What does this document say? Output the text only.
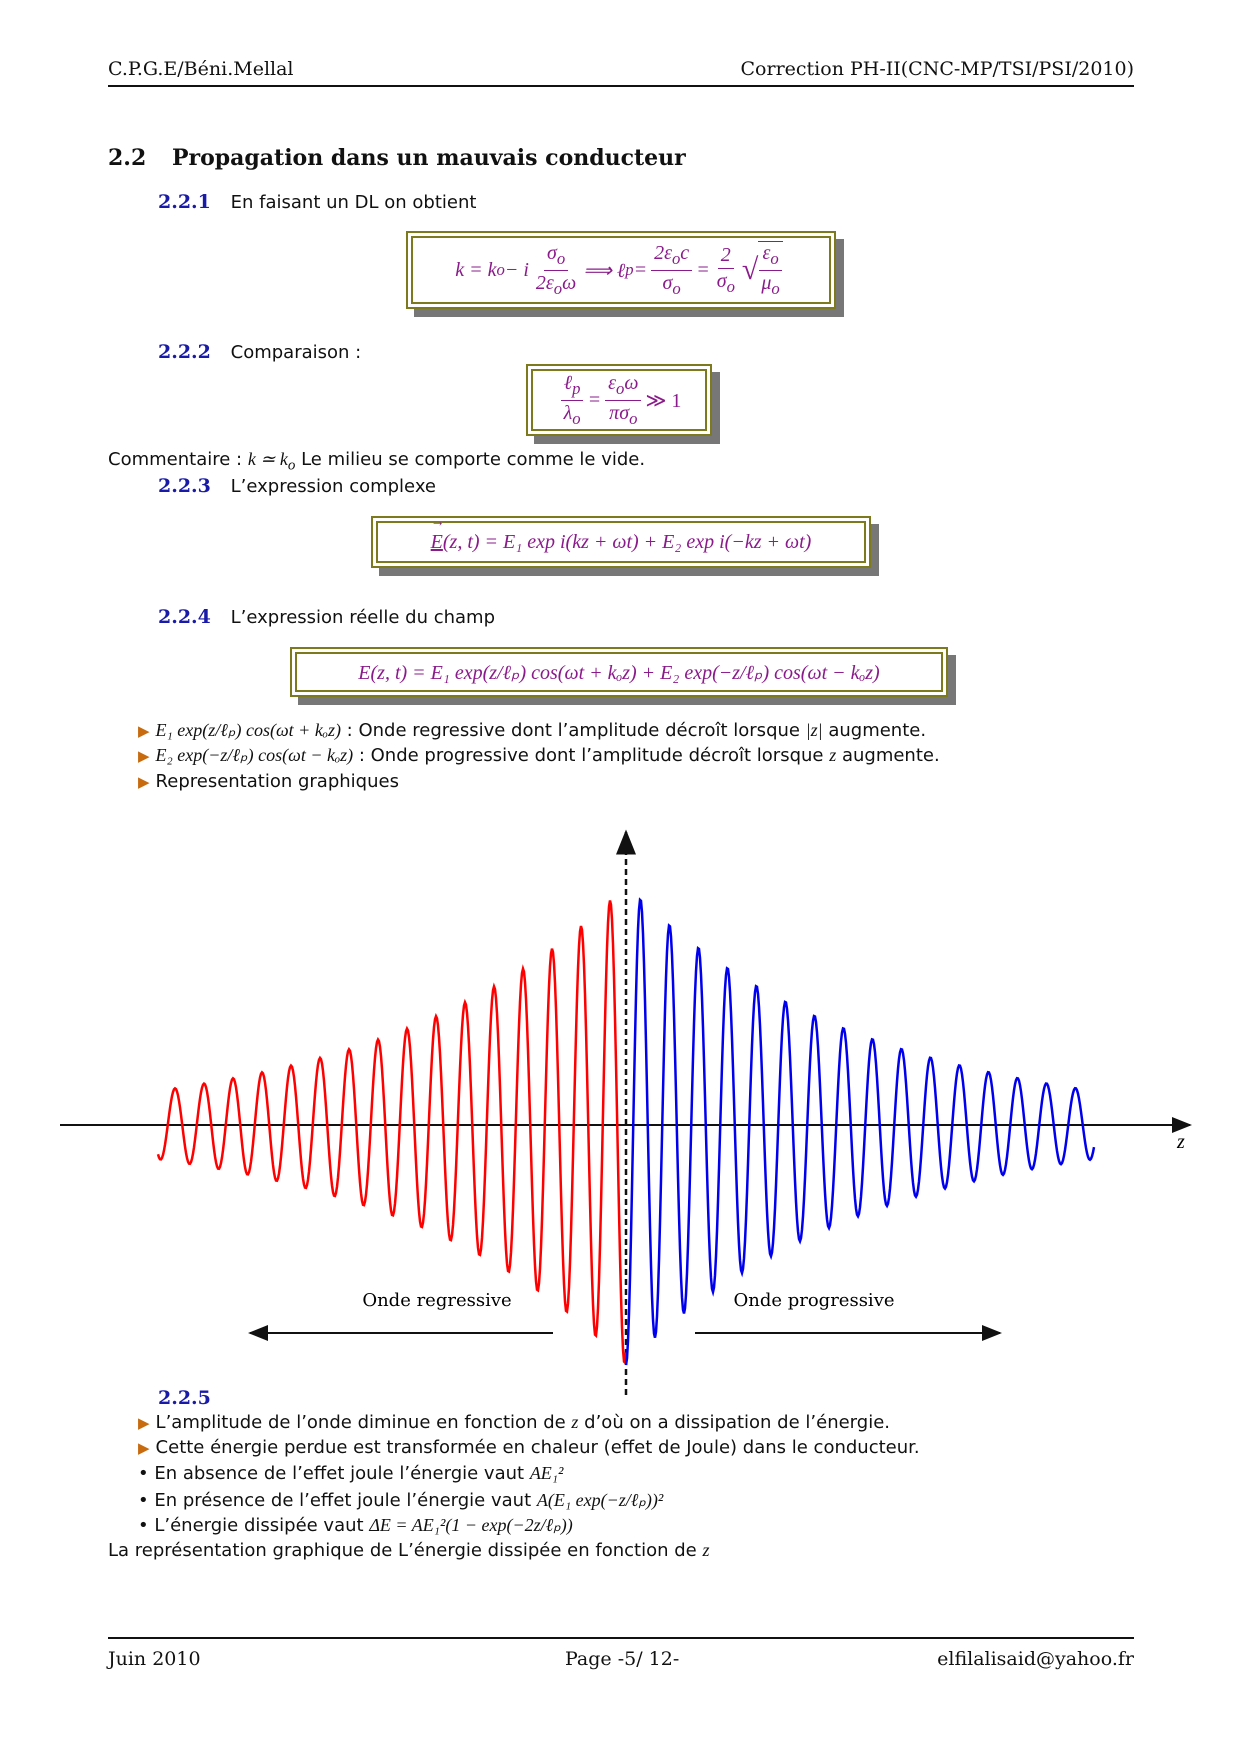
C.P.G.E/Béni.Mellal	Correction PH-II(CNC-MP/TSI/PSI/2010)
2.2 Propagation dans un mauvais conducteur
2.2.1 En faisant un DL on obtient
k = k o − i $\frac{\sigma_o}{2\varepsilon_o\omega}$ ⟹ ℓ $p = \frac{2\varepsilon_oc}{\sigma_o} = \frac{2}{\sigma_o}$ √ $\frac{\varepsilon_o}{\mu_o}$
2.2.2 Comparaison :
$\frac{\ell_p}{\lambda_o} = \frac{\varepsilon_o\omega}{\pi\sigma_o}$ ≫ 1
Commentaire : k ≃ $k_o$ Le milieu se comporte comme le vide.
2.2.3 L’expression complexe
→
E (z, t) = E₁ exp i(kz + ωt) + E₂ exp i(−kz + ωt)
2.2.4 L’expression réelle du champ
E(z, t) = E₁ exp(z/ℓₚ) cos(ωt + kₒz) + E₂ exp(−z/ℓₚ) cos(ωt − kₒz)
▶ E₁ exp(z/ℓₚ) cos(ωt + kₒz) : Onde regressive dont l’amplitude décroît lorsque |z| augmente.
▶ E₂ exp(−z/ℓₚ) cos(ωt − kₒz) : Onde progressive dont l’amplitude décroît lorsque z augmente.
▶ Representation graphiques
z
Onde regressive	Onde progressive
2.2.5
▶ L’amplitude de l’onde diminue en fonction de z d’où on a dissipation de l’énergie.
▶ Cette énergie perdue est transformée en chaleur (effet de Joule) dans le conducteur.
• En absence de l’effet joule l’énergie vaut AE₁²
• En présence de l’effet joule l’énergie vaut A(E₁ exp(−z/ℓₚ))²
• L’énergie dissipée vaut ΔE = AE₁²(1 − exp(−2z/ℓₚ))
La représentation graphique de L’énergie dissipée en fonction de z
Juin 2010	Page -5/ 12-	elfilalisaid@yahoo.fr
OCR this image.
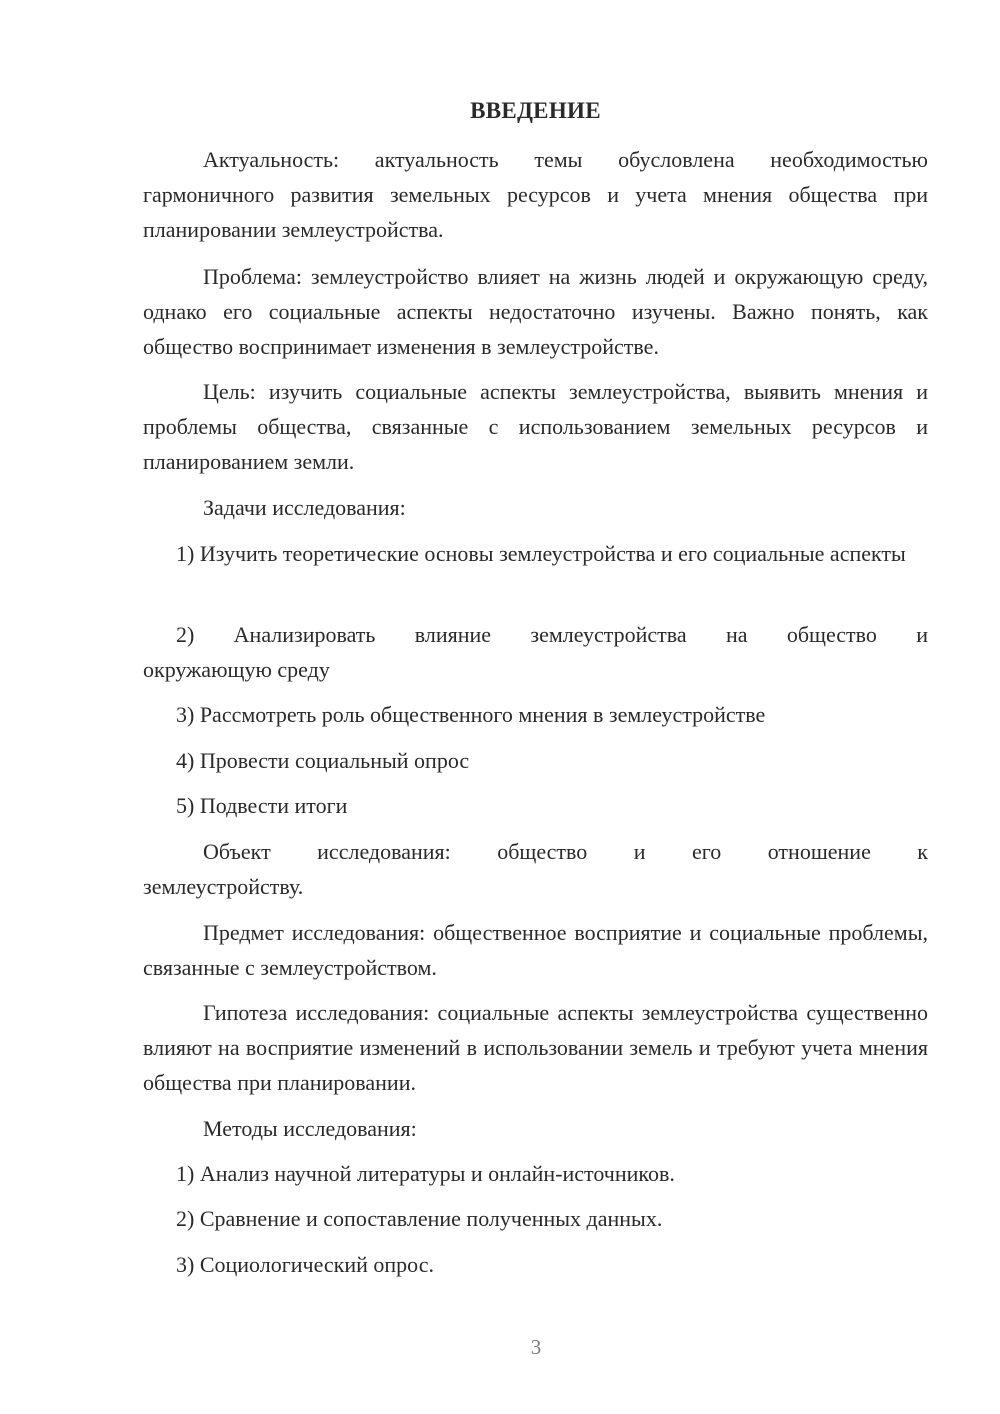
ВВЕДЕНИЕ

Актуальность: актуальность темы обусловлена необходимостью гармоничного развития земельных ресурсов и учета мнения общества при планировании землеустройства.

Проблема: землеустройство влияет на жизнь людей и окружающую среду, однако его социальные аспекты недостаточно изучены. Важно понять, как общество воспринимает изменения в землеустройстве.

Цель: изучить социальные аспекты землеустройства, выявить мнения и проблемы общества, связанные с использованием земельных ресурсов и планированием земли.

Задачи исследования:

1) Изучить теоретические основы землеустройства и его социальные аспекты

2) Анализировать влияние землеустройства на общество и
окружающую среду

3) Рассмотреть роль общественного мнения в землеустройстве

4) Провести социальный опрос

5) Подвести итоги

Объект исследования: общество и его отношение к
землеустройству.

Предмет исследования: общественное восприятие и социальные проблемы, связанные с землеустройством.

Гипотеза исследования: социальные аспекты землеустройства существенно влияют на восприятие изменений в использовании земель и требуют учета мнения общества при планировании.

Методы исследования:

1) Анализ научной литературы и онлайн-источников.

2) Сравнение и сопоставление полученных данных.

3) Социологический опрос.

3
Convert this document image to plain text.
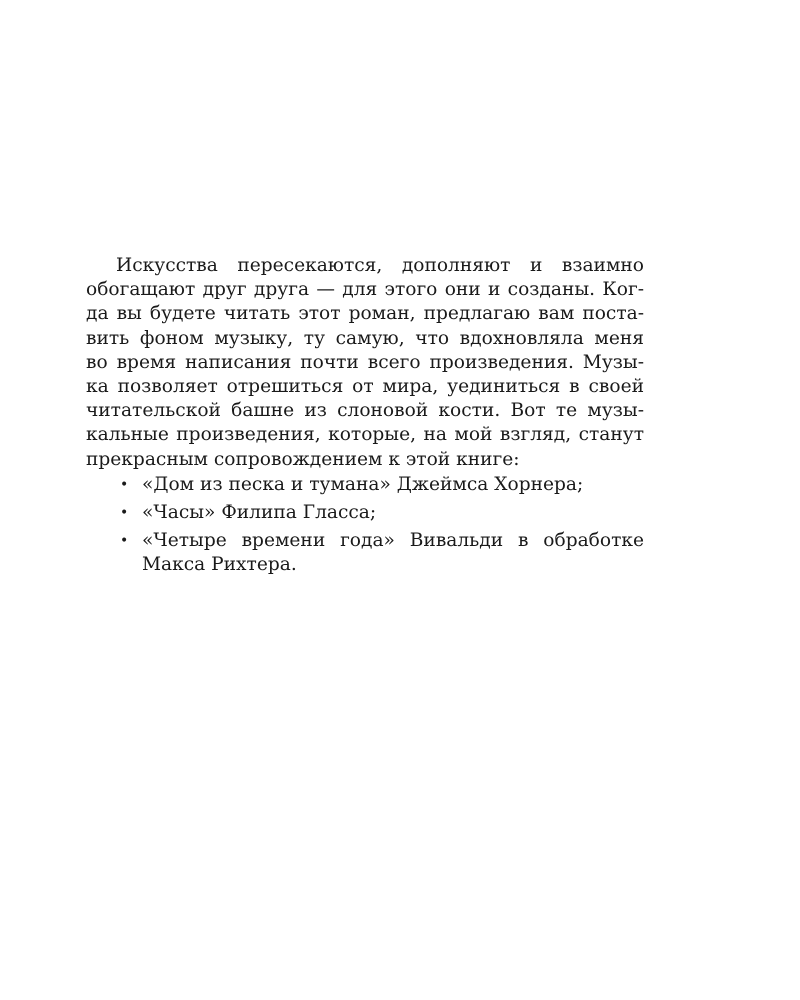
Искусства пересекаются, дополняют и взаимно
обогащают друг друга — для этого они и созданы. Ког-
да вы будете читать этот роман, предлагаю вам поста-
вить фоном музыку, ту самую, что вдохновляла меня
во время написания почти всего произведения. Музы-
ка позволяет отрешиться от мира, уединиться в своей
читательской башне из слоновой кости. Вот те музы-
кальные произведения, которые, на мой взгляд, станут
прекрасным сопровождением к этой книге:
• «Дом из песка и тумана» Джеймса Хорнера;
• «Часы» Филипа Гласса;
• «Четыре времени года» Вивальди в обработке
Макса Рихтера.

· · · ·

**WRITTEN REQUEST**
Collect each line above holding the string "augmente".

**FINISHED ANSWER**
▶ E₁ exp(z/ℓₚ) cos(ωt + kₒz) : Onde regressive dont l’amplitude décroît lorsque |z| augmente.
▶ E₂ exp(−z/ℓₚ) cos(ωt − kₒz) : Onde progressive dont l’amplitude décroît lorsque z augmente.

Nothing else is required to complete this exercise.